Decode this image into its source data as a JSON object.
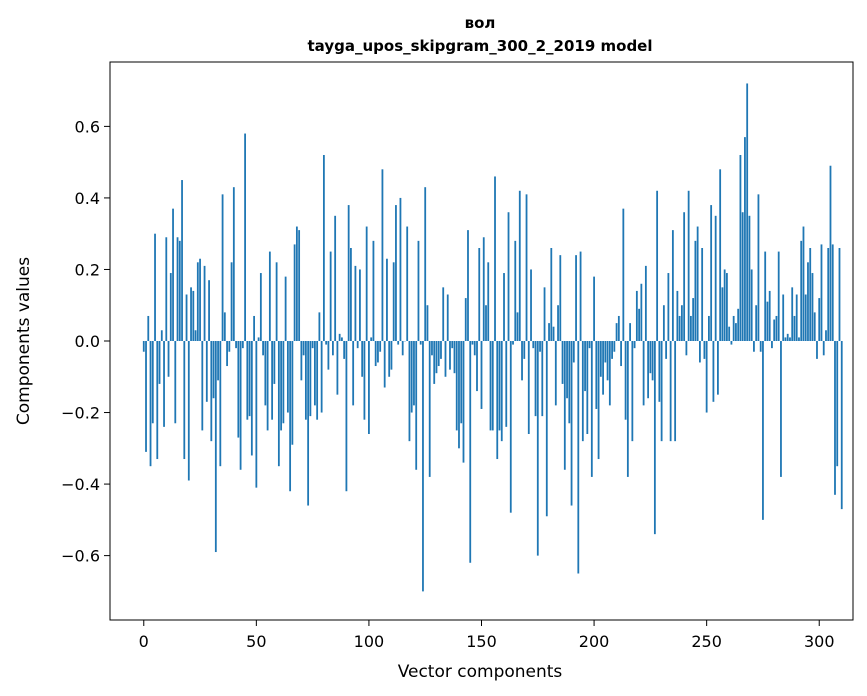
{
  "chart_data": {
    "type": "bar",
    "title": "вол",
    "subtitle": "tayga_upos_skipgram_300_2_2019 model",
    "xlabel": "Vector components",
    "ylabel": "Components values",
    "xlim": [
      -15,
      315
    ],
    "ylim": [
      -0.78,
      0.78
    ],
    "xticks": [
      0,
      50,
      100,
      150,
      200,
      250,
      300
    ],
    "xtick_labels": [
      "0",
      "50",
      "100",
      "150",
      "200",
      "250",
      "300"
    ],
    "yticks": [
      -0.6,
      -0.4,
      -0.2,
      0.0,
      0.2,
      0.4,
      0.6
    ],
    "ytick_labels": [
      "−0.6",
      "−0.4",
      "−0.2",
      "0.0",
      "0.2",
      "0.4",
      "0.6"
    ],
    "bar_color": "#1f77b4",
    "values": [
      -0.03,
      -0.31,
      0.07,
      -0.35,
      -0.23,
      0.3,
      -0.33,
      -0.12,
      0.03,
      -0.24,
      0.29,
      -0.1,
      0.19,
      0.37,
      -0.23,
      0.29,
      0.28,
      0.45,
      -0.33,
      0.13,
      -0.39,
      0.15,
      0.14,
      0.03,
      0.22,
      0.23,
      -0.25,
      0.21,
      -0.17,
      0.17,
      -0.28,
      -0.16,
      -0.59,
      -0.11,
      -0.35,
      0.41,
      0.08,
      -0.07,
      -0.03,
      0.22,
      0.43,
      -0.02,
      -0.27,
      -0.36,
      -0.02,
      0.58,
      -0.22,
      -0.21,
      -0.32,
      0.07,
      -0.41,
      0.01,
      0.19,
      -0.04,
      -0.18,
      -0.25,
      0.25,
      -0.22,
      -0.12,
      0.22,
      -0.35,
      -0.25,
      -0.23,
      0.18,
      -0.2,
      -0.42,
      -0.29,
      0.27,
      0.32,
      0.31,
      -0.11,
      -0.04,
      -0.22,
      -0.46,
      -0.21,
      -0.02,
      -0.18,
      -0.22,
      0.08,
      -0.2,
      0.52,
      -0.01,
      -0.08,
      0.25,
      -0.04,
      0.35,
      -0.15,
      0.02,
      0.01,
      -0.05,
      -0.42,
      0.38,
      0.26,
      -0.18,
      0.21,
      -0.02,
      0.2,
      -0.1,
      -0.22,
      0.32,
      -0.26,
      0.01,
      0.28,
      -0.07,
      -0.06,
      -0.03,
      0.48,
      -0.13,
      0.23,
      -0.1,
      -0.08,
      0.22,
      0.38,
      -0.01,
      0.4,
      -0.04,
      0.0,
      0.32,
      -0.28,
      -0.2,
      -0.18,
      -0.36,
      0.28,
      -0.01,
      -0.7,
      0.43,
      0.1,
      -0.38,
      -0.04,
      -0.12,
      -0.09,
      -0.07,
      -0.05,
      0.15,
      -0.1,
      0.13,
      -0.08,
      -0.02,
      -0.09,
      -0.25,
      -0.3,
      -0.23,
      -0.34,
      0.12,
      0.31,
      -0.62,
      -0.01,
      -0.04,
      -0.14,
      0.26,
      -0.19,
      0.29,
      0.1,
      0.22,
      -0.25,
      -0.25,
      0.46,
      -0.33,
      -0.25,
      -0.28,
      0.19,
      -0.24,
      0.36,
      -0.48,
      -0.01,
      0.28,
      0.08,
      0.42,
      -0.11,
      -0.05,
      0.41,
      -0.26,
      0.2,
      -0.02,
      -0.21,
      -0.6,
      -0.03,
      -0.21,
      0.15,
      -0.49,
      0.05,
      0.26,
      0.04,
      -0.18,
      0.1,
      0.24,
      -0.12,
      -0.36,
      -0.16,
      -0.23,
      -0.46,
      -0.06,
      0.24,
      -0.65,
      0.25,
      -0.28,
      -0.14,
      -0.26,
      -0.02,
      -0.38,
      0.18,
      -0.19,
      -0.33,
      -0.1,
      -0.15,
      -0.06,
      -0.11,
      -0.18,
      -0.05,
      -0.03,
      0.05,
      0.07,
      -0.07,
      0.37,
      -0.22,
      -0.38,
      0.05,
      -0.28,
      -0.02,
      0.14,
      0.09,
      0.16,
      -0.18,
      0.21,
      -0.16,
      -0.09,
      -0.11,
      -0.54,
      0.42,
      -0.17,
      -0.28,
      0.1,
      -0.05,
      0.19,
      -0.28,
      0.31,
      -0.28,
      0.14,
      0.07,
      0.1,
      0.36,
      -0.04,
      0.42,
      0.07,
      0.12,
      0.28,
      0.32,
      -0.06,
      0.26,
      -0.05,
      -0.2,
      0.07,
      0.38,
      -0.17,
      0.35,
      -0.15,
      0.48,
      0.15,
      0.2,
      0.19,
      0.04,
      -0.01,
      0.07,
      0.05,
      0.09,
      0.52,
      0.36,
      0.57,
      0.72,
      0.35,
      0.2,
      -0.03,
      0.1,
      0.41,
      -0.03,
      -0.5,
      0.25,
      0.11,
      0.14,
      -0.02,
      0.06,
      0.07,
      0.25,
      -0.38,
      0.13,
      0.01,
      0.02,
      0.01,
      0.15,
      0.07,
      0.13,
      0.01,
      0.28,
      0.32,
      0.13,
      0.22,
      0.26,
      0.19,
      0.08,
      -0.05,
      0.12,
      0.27,
      -0.04,
      0.03,
      0.26,
      0.49,
      0.27,
      -0.43,
      -0.35,
      0.26,
      -0.47
    ]
  }
}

**Objective**
Restate the data above exactly, stripping out each image.

**Output of the task**
Decode this image into its source data as a JSON object.
{
  "chart_data": {
    "type": "bar",
    "title": "вол",
    "subtitle": "tayga_upos_skipgram_300_2_2019 model",
    "xlabel": "Vector components",
    "ylabel": "Components values",
    "xlim": [
      -15,
      315
    ],
    "ylim": [
      -0.78,
      0.78
    ],
    "xticks": [
      0,
      50,
      100,
      150,
      200,
      250,
      300
    ],
    "xtick_labels": [
      "0",
      "50",
      "100",
      "150",
      "200",
      "250",
      "300"
    ],
    "yticks": [
      -0.6,
      -0.4,
      -0.2,
      0.0,
      0.2,
      0.4,
      0.6
    ],
    "ytick_labels": [
      "−0.6",
      "−0.4",
      "−0.2",
      "0.0",
      "0.2",
      "0.4",
      "0.6"
    ],
    "bar_color": "#1f77b4",
    "values": [
      -0.03,
      -0.31,
      0.07,
      -0.35,
      -0.23,
      0.3,
      -0.33,
      -0.12,
      0.03,
      -0.24,
      0.29,
      -0.1,
      0.19,
      0.37,
      -0.23,
      0.29,
      0.28,
      0.45,
      -0.33,
      0.13,
      -0.39,
      0.15,
      0.14,
      0.03,
      0.22,
      0.23,
      -0.25,
      0.21,
      -0.17,
      0.17,
      -0.28,
      -0.16,
      -0.59,
      -0.11,
      -0.35,
      0.41,
      0.08,
      -0.07,
      -0.03,
      0.22,
      0.43,
      -0.02,
      -0.27,
      -0.36,
      -0.02,
      0.58,
      -0.22,
      -0.21,
      -0.32,
      0.07,
      -0.41,
      0.01,
      0.19,
      -0.04,
      -0.18,
      -0.25,
      0.25,
      -0.22,
      -0.12,
      0.22,
      -0.35,
      -0.25,
      -0.23,
      0.18,
      -0.2,
      -0.42,
      -0.29,
      0.27,
      0.32,
      0.31,
      -0.11,
      -0.04,
      -0.22,
      -0.46,
      -0.21,
      -0.02,
      -0.18,
      -0.22,
      0.08,
      -0.2,
      0.52,
      -0.01,
      -0.08,
      0.25,
      -0.04,
      0.35,
      -0.15,
      0.02,
      0.01,
      -0.05,
      -0.42,
      0.38,
      0.26,
      -0.18,
      0.21,
      -0.02,
      0.2,
      -0.1,
      -0.22,
      0.32,
      -0.26,
      0.01,
      0.28,
      -0.07,
      -0.06,
      -0.03,
      0.48,
      -0.13,
      0.23,
      -0.1,
      -0.08,
      0.22,
      0.38,
      -0.01,
      0.4,
      -0.04,
      0.0,
      0.32,
      -0.28,
      -0.2,
      -0.18,
      -0.36,
      0.28,
      -0.01,
      -0.7,
      0.43,
      0.1,
      -0.38,
      -0.04,
      -0.12,
      -0.09,
      -0.07,
      -0.05,
      0.15,
      -0.1,
      0.13,
      -0.08,
      -0.02,
      -0.09,
      -0.25,
      -0.3,
      -0.23,
      -0.34,
      0.12,
      0.31,
      -0.62,
      -0.01,
      -0.04,
      -0.14,
      0.26,
      -0.19,
      0.29,
      0.1,
      0.22,
      -0.25,
      -0.25,
      0.46,
      -0.33,
      -0.25,
      -0.28,
      0.19,
      -0.24,
      0.36,
      -0.48,
      -0.01,
      0.28,
      0.08,
      0.42,
      -0.11,
      -0.05,
      0.41,
      -0.26,
      0.2,
      -0.02,
      -0.21,
      -0.6,
      -0.03,
      -0.21,
      0.15,
      -0.49,
      0.05,
      0.26,
      0.04,
      -0.18,
      0.1,
      0.24,
      -0.12,
      -0.36,
      -0.16,
      -0.23,
      -0.46,
      -0.06,
      0.24,
      -0.65,
      0.25,
      -0.28,
      -0.14,
      -0.26,
      -0.02,
      -0.38,
      0.18,
      -0.19,
      -0.33,
      -0.1,
      -0.15,
      -0.06,
      -0.11,
      -0.18,
      -0.05,
      -0.03,
      0.05,
      0.07,
      -0.07,
      0.37,
      -0.22,
      -0.38,
      0.05,
      -0.28,
      -0.02,
      0.14,
      0.09,
      0.16,
      -0.18,
      0.21,
      -0.16,
      -0.09,
      -0.11,
      -0.54,
      0.42,
      -0.17,
      -0.28,
      0.1,
      -0.05,
      0.19,
      -0.28,
      0.31,
      -0.28,
      0.14,
      0.07,
      0.1,
      0.36,
      -0.04,
      0.42,
      0.07,
      0.12,
      0.28,
      0.32,
      -0.06,
      0.26,
      -0.05,
      -0.2,
      0.07,
      0.38,
      -0.17,
      0.35,
      -0.15,
      0.48,
      0.15,
      0.2,
      0.19,
      0.04,
      -0.01,
      0.07,
      0.05,
      0.09,
      0.52,
      0.36,
      0.57,
      0.72,
      0.35,
      0.2,
      -0.03,
      0.1,
      0.41,
      -0.03,
      -0.5,
      0.25,
      0.11,
      0.14,
      -0.02,
      0.06,
      0.07,
      0.25,
      -0.38,
      0.13,
      0.01,
      0.02,
      0.01,
      0.15,
      0.07,
      0.13,
      0.01,
      0.28,
      0.32,
      0.13,
      0.22,
      0.26,
      0.19,
      0.08,
      -0.05,
      0.12,
      0.27,
      -0.04,
      0.03,
      0.26,
      0.49,
      0.27,
      -0.43,
      -0.35,
      0.26,
      -0.47
    ]
  }
}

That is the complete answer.